MATERIAL FOR THIS EXERCISE
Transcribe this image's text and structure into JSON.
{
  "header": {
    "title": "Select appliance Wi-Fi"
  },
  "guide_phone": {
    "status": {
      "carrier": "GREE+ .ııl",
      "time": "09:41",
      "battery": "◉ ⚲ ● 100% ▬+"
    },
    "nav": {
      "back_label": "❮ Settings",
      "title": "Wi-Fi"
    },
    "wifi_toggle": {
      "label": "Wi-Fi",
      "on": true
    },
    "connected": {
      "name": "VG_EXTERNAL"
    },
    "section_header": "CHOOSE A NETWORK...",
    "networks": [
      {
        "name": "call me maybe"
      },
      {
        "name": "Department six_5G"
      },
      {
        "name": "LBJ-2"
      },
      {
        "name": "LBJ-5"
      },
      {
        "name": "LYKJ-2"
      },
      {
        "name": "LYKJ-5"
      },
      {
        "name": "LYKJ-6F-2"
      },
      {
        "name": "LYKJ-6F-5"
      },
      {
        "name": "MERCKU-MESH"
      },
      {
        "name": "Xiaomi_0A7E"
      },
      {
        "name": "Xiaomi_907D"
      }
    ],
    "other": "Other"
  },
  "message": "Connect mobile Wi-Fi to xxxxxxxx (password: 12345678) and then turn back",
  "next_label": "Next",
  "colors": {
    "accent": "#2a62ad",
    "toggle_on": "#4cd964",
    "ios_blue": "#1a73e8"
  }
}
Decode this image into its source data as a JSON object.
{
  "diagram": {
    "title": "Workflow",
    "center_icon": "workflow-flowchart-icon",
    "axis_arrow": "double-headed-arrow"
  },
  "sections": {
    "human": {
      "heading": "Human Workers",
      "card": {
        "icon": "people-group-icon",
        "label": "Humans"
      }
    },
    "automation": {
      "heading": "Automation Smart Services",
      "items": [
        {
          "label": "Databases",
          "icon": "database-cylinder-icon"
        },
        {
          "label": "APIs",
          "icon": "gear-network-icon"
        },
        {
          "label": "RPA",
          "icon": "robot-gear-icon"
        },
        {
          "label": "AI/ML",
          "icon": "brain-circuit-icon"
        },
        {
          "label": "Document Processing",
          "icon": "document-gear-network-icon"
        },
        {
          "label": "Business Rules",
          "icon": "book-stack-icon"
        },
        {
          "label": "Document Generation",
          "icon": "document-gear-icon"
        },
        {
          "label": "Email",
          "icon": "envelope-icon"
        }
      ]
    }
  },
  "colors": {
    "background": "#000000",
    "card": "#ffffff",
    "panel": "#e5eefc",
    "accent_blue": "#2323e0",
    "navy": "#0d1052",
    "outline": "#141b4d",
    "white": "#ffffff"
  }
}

TASK STATEMENT
Copy all lines from the material that hold "title".

RESPONSE
    "title": "Select appliance Wi-Fi"
      "title": "Wi-Fi"
    "title": "Workflow",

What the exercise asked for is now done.